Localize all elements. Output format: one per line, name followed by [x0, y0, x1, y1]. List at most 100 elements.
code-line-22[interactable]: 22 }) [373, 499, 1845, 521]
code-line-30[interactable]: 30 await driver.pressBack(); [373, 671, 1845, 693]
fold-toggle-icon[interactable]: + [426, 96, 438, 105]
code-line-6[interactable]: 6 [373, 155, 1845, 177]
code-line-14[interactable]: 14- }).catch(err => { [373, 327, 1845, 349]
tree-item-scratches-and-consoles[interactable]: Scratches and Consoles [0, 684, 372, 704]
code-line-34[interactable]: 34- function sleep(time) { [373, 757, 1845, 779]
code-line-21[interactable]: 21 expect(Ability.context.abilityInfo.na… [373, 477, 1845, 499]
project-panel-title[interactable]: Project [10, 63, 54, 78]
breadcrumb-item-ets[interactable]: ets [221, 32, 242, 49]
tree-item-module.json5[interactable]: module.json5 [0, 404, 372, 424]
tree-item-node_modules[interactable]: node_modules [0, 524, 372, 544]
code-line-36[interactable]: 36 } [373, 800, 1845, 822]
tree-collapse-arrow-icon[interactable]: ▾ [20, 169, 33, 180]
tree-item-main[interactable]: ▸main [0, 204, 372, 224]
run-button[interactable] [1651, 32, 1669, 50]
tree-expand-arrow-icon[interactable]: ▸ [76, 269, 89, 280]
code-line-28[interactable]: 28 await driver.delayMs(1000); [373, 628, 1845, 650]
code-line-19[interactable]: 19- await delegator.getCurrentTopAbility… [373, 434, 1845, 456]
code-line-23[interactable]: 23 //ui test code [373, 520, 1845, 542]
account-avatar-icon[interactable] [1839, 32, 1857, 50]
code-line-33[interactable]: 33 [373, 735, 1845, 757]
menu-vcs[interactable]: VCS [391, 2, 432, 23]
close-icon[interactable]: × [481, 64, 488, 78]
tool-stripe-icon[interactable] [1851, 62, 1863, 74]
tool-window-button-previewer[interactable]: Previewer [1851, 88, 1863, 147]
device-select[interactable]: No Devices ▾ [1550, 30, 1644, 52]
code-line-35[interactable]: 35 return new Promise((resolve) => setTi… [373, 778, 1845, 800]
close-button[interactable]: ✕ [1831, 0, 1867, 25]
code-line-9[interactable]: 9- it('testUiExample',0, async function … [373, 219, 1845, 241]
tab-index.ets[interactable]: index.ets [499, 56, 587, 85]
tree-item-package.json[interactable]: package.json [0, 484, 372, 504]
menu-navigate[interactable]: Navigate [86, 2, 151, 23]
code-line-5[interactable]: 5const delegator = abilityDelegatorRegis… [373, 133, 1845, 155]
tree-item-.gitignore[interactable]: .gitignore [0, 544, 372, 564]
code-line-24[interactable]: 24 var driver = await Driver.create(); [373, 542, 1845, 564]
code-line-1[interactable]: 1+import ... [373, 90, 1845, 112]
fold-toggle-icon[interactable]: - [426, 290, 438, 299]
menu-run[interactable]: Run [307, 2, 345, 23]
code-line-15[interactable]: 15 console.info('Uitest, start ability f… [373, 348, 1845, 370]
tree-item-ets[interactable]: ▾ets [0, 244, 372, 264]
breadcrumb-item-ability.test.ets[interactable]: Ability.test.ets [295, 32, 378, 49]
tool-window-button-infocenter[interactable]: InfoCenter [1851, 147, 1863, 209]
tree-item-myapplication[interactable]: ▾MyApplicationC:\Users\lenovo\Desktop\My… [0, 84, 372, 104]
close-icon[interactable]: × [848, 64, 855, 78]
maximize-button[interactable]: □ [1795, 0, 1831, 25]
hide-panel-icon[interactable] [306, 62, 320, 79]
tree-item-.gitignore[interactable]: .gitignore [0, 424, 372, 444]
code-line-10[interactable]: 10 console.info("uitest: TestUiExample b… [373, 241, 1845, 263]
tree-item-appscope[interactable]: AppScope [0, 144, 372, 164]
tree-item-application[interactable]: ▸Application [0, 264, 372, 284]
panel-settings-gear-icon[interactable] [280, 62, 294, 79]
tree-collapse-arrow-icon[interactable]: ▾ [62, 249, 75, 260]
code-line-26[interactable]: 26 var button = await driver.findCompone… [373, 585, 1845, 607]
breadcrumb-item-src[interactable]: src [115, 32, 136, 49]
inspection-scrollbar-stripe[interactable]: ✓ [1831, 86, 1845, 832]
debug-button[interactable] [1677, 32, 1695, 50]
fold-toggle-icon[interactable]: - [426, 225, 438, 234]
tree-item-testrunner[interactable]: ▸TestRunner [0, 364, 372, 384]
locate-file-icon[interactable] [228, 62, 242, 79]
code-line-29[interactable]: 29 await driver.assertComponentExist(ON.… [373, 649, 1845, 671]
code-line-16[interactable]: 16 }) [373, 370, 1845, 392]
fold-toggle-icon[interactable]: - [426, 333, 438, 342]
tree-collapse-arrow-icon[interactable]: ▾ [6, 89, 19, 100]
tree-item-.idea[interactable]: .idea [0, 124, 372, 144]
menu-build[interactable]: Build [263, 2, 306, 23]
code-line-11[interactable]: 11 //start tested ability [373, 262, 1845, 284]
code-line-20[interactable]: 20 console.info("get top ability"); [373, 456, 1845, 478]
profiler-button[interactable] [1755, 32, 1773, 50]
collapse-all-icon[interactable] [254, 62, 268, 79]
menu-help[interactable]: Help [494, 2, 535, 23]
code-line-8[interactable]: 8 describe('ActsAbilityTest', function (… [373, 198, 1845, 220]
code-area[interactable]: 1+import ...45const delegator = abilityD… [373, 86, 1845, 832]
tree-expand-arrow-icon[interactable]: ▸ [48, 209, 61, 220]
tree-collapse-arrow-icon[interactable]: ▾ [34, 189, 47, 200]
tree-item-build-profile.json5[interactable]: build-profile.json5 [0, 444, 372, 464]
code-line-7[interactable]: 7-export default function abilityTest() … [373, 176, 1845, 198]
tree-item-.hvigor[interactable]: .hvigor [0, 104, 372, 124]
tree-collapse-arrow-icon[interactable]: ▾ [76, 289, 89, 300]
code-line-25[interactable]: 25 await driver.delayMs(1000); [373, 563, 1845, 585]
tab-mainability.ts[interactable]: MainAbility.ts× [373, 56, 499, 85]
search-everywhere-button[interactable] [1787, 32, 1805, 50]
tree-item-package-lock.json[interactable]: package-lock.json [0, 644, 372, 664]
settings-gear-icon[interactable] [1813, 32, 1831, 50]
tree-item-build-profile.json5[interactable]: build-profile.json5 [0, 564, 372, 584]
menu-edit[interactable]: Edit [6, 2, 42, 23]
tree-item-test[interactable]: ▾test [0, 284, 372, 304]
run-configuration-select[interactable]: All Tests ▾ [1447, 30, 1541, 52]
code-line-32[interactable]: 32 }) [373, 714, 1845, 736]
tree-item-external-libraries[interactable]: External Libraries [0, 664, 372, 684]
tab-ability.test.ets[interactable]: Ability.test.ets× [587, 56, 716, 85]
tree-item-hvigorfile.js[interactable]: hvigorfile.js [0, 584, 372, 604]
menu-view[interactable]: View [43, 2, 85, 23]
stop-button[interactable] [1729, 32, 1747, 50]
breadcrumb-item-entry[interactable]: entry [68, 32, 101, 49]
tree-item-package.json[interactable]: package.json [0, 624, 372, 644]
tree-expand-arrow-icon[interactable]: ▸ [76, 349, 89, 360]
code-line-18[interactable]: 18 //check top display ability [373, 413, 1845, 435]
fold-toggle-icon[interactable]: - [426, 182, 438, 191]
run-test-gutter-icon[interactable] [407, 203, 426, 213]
━━━━━━━━━━━━━━━━━━━━━━━━━━━━━━
**SET PROBLEM**
Can you turn every row above into a JSON list of strings, with one string per line and any blank lines left out?

**THE REPLY**
[
  "Localize all elements. Output format: one per line, name followed by [x0, y0, x1, y1]. List at most 100 elements.",
  "code-line-22[interactable]: 22 }) [373, 499, 1845, 521]",
  "code-line-30[interactable]: 30 await driver.pressBack(); [373, 671, 1845, 693]",
  "fold-toggle-icon[interactable]: + [426, 96, 438, 105]",
  "code-line-6[interactable]: 6 [373, 155, 1845, 177]",
  "code-line-14[interactable]: 14- }).catch(err => { [373, 327, 1845, 349]",
  "tree-item-scratches-and-consoles[interactable]: Scratches and Consoles [0, 684, 372, 704]",
  "code-line-34[interactable]: 34- function sleep(time) { [373, 757, 1845, 779]",
  "code-line-21[interactable]: 21 expect(Ability.context.abilityInfo.na… [373, 477, 1845, 499]",
  "project-panel-title[interactable]: Project [10, 63, 54, 78]",
  "breadcrumb-item-ets[interactable]: ets [221, 32, 242, 49]",
  "tree-item-module.json5[interactable]: module.json5 [0, 404, 372, 424]",
  "tree-item-node_modules[interactable]: node_modules [0, 524, 372, 544]",
  "code-line-36[interactable]: 36 } [373, 800, 1845, 822]",
  "tree-collapse-arrow-icon[interactable]: ▾ [20, 169, 33, 180]",
  "tree-item-main[interactable]: ▸main [0, 204, 372, 224]",
  "run-button[interactable] [1651, 32, 1669, 50]",
  "tree-expand-arrow-icon[interactable]: ▸ [76, 269, 89, 280]",
  "code-line-28[interactable]: 28 await driver.delayMs(1000); [373, 628, 1845, 650]",
  "code-line-19[interactable]: 19- await delegator.getCurrentTopAbility… [373, 434, 1845, 456]",
  "code-line-23[interactable]: 23 //ui test code [373, 520, 1845, 542]",
  "account-avatar-icon[interactable] [1839, 32, 1857, 50]",
  "code-line-33[interactable]: 33 [373, 735, 1845, 757]",
  "menu-vcs[interactable]: VCS [391, 2, 432, 23]",
  "close-icon[interactable]: × [481, 64, 488, 78]",
  "tool-stripe-icon[interactable] [1851, 62, 1863, 74]",
  "tool-window-button-previewer[interactable]: Previewer [1851, 88, 1863, 147]",
  "device-select[interactable]: No Devices ▾ [1550, 30, 1644, 52]",
  "code-line-35[interactable]: 35 return new Promise((resolve) => setTi… [373, 778, 1845, 800]",
  "close-button[interactable]: ✕ [1831, 0, 1867, 25]",
  "code-line-9[interactable]: 9- it('testUiExample',0, async function … [373, 219, 1845, 241]",
  "tab-index.ets[interactable]: index.ets [499, 56, 587, 85]",
  "tree-item-package.json[interactable]: package.json [0, 484, 372, 504]",
  "menu-navigate[interactable]: Navigate [86, 2, 151, 23]",
  "code-line-5[interactable]: 5const delegator = abilityDelegatorRegis… [373, 133, 1845, 155]",
  "tree-item-.gitignore[interactable]: .gitignore [0, 544, 372, 564]",
  "code-line-24[interactable]: 24 var driver = await Driver.create(); [373, 542, 1845, 564]",
  "code-line-1[interactable]: 1+import ... [373, 90, 1845, 112]",
  "fold-toggle-icon[interactable]: - [426, 290, 438, 299]",
  "menu-run[interactable]: Run [307, 2, 345, 23]",
  "code-line-15[interactable]: 15 console.info('Uitest, start ability f… [373, 348, 1845, 370]",
  "tree-item-ets[interactable]: ▾ets [0, 244, 372, 264]",
  "breadcrumb-item-ability.test.ets[interactable]: Ability.test.ets [295, 32, 378, 49]",
  "tool-window-button-infocenter[interactable]: InfoCenter [1851, 147, 1863, 209]",
  "tree-item-myapplication[interactable]: ▾MyApplicationC:\\Users\\lenovo\\Desktop\\My… [0, 84, 372, 104]",
  "close-icon[interactable]: × [848, 64, 855, 78]",
  "maximize-button[interactable]: □ [1795, 0, 1831, 25]",
  "hide-panel-icon[interactable] [306, 62, 320, 79]",
  "tree-item-.gitignore[interactable]: .gitignore [0, 424, 372, 444]",
  "code-line-10[interactable]: 10 console.info(\"uitest: TestUiExample b… [373, 241, 1845, 263]",
  "tree-item-appscope[interactable]: AppScope [0, 144, 372, 164]",
  "tree-item-application[interactable]: ▸Application [0, 264, 372, 284]",
  "panel-settings-gear-icon[interactable] [280, 62, 294, 79]",
  "tree-collapse-arrow-icon[interactable]: ▾ [62, 249, 75, 260]",
  "code-line-26[interactable]: 26 var button = await driver.findCompone… [373, 585, 1845, 607]",
  "breadcrumb-item-src[interactable]: src [115, 32, 136, 49]",
  "inspection-scrollbar-stripe[interactable]: ✓ [1831, 86, 1845, 832]",
  "debug-button[interactable] [1677, 32, 1695, 50]",
  "fold-toggle-icon[interactable]: - [426, 225, 438, 234]",
  "tree-item-testrunner[interactable]: ▸TestRunner [0, 364, 372, 384]",
  "locate-file-icon[interactable] [228, 62, 242, 79]",
  "code-line-29[interactable]: 29 await driver.assertComponentExist(ON.… [373, 649, 1845, 671]",
  "code-line-16[interactable]: 16 }) [373, 370, 1845, 392]",
  "fold-toggle-icon[interactable]: - [426, 333, 438, 342]",
  "tree-collapse-arrow-icon[interactable]: ▾ [6, 89, 19, 100]",
  "tree-item-.idea[interactable]: .idea [0, 124, 372, 144]",
  "menu-build[interactable]: Build [263, 2, 306, 23]",
  "code-line-11[interactable]: 11 //start tested ability [373, 262, 1845, 284]",
  "code-line-20[interactable]: 20 console.info(\"get top ability\"); [373, 456, 1845, 478]",
  "profiler-button[interactable] [1755, 32, 1773, 50]",
  "collapse-all-icon[interactable] [254, 62, 268, 79]",
  "menu-help[interactable]: Help [494, 2, 535, 23]",
  "code-line-8[interactable]: 8 describe('ActsAbilityTest', function (… [373, 198, 1845, 220]",
  "code-area[interactable]: 1+import ...45const delegator = abilityD… [373, 86, 1845, 832]",
  "tree-expand-arrow-icon[interactable]: ▸ [48, 209, 61, 220]",
  "tree-collapse-arrow-icon[interactable]: ▾ [34, 189, 47, 200]",
  "tree-item-build-profile.json5[interactable]: build-profile.json5 [0, 444, 372, 464]",
  "code-line-7[interactable]: 7-export default function abilityTest() … [373, 176, 1845, 198]",
  "tree-item-.hvigor[interactable]: .hvigor [0, 104, 372, 124]",
  "tree-collapse-arrow-icon[interactable]: ▾ [76, 289, 89, 300]",
  "code-line-25[interactable]: 25 await driver.delayMs(1000); [373, 563, 1845, 585]",
  "tab-mainability.ts[interactable]: MainAbility.ts× [373, 56, 499, 85]",
  "search-everywhere-button[interactable] [1787, 32, 1805, 50]",
  "tree-item-package-lock.json[interactable]: package-lock.json [0, 644, 372, 664]",
  "settings-gear-icon[interactable] [1813, 32, 1831, 50]",
  "tree-item-build-profile.json5[interactable]: build-profile.json5 [0, 564, 372, 584]",
  "menu-edit[interactable]: Edit [6, 2, 42, 23]",
  "tree-item-test[interactable]: ▾test [0, 284, 372, 304]",
  "run-configuration-select[interactable]: All Tests ▾ [1447, 30, 1541, 52]",
  "code-line-32[interactable]: 32 }) [373, 714, 1845, 736]",
  "tree-item-external-libraries[interactable]: External Libraries [0, 664, 372, 684]",
  "tab-ability.test.ets[interactable]: Ability.test.ets× [587, 56, 716, 85]",
  "tree-item-hvigorfile.js[interactable]: hvigorfile.js [0, 584, 372, 604]",
  "menu-view[interactable]: View [43, 2, 85, 23]",
  "stop-button[interactable] [1729, 32, 1747, 50]",
  "breadcrumb-item-entry[interactable]: entry [68, 32, 101, 49]",
  "tree-item-package.json[interactable]: package.json [0, 624, 372, 644]",
  "tree-expand-arrow-icon[interactable]: ▸ [76, 349, 89, 360]",
  "code-line-18[interactable]: 18 //check top display ability [373, 413, 1845, 435]",
  "fold-toggle-icon[interactable]: - [426, 182, 438, 191]",
  "run-test-gutter-icon[interactable] [407, 203, 426, 213]"
]